#### DIRECTIVE:
Below is a set of records. Repeat all of them exactly.

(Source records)
↓

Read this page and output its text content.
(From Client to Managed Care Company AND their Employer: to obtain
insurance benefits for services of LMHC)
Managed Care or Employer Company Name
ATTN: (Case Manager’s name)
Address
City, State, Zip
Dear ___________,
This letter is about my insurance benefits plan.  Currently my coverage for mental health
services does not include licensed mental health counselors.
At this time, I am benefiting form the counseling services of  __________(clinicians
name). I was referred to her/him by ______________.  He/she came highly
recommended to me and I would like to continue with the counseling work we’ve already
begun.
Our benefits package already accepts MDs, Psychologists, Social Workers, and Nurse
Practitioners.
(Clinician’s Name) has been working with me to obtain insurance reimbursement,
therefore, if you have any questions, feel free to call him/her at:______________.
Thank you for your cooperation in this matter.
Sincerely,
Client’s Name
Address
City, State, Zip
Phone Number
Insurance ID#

↑

#### THE ANSWER:
Read this page and output its text content.
(From Client to Managed Care Company AND their Employer: to obtain
insurance benefits for services of LMHC)
Managed Care or Employer Company Name
ATTN: (Case Manager’s name)
Address
City, State, Zip
Dear ___________,
This letter is about my insurance benefits plan.  Currently my coverage for mental health
services does not include licensed mental health counselors.
At this time, I am benefiting form the counseling services of  __________(clinicians
name). I was referred to her/him by ______________.  He/she came highly
recommended to me and I would like to continue with the counseling work we’ve already
begun.
Our benefits package already accepts MDs, Psychologists, Social Workers, and Nurse
Practitioners.
(Clinician’s Name) has been working with me to obtain insurance reimbursement,
therefore, if you have any questions, feel free to call him/her at:______________.
Thank you for your cooperation in this matter.
Sincerely,
Client’s Name
Address
City, State, Zip
Phone Number
Insurance ID#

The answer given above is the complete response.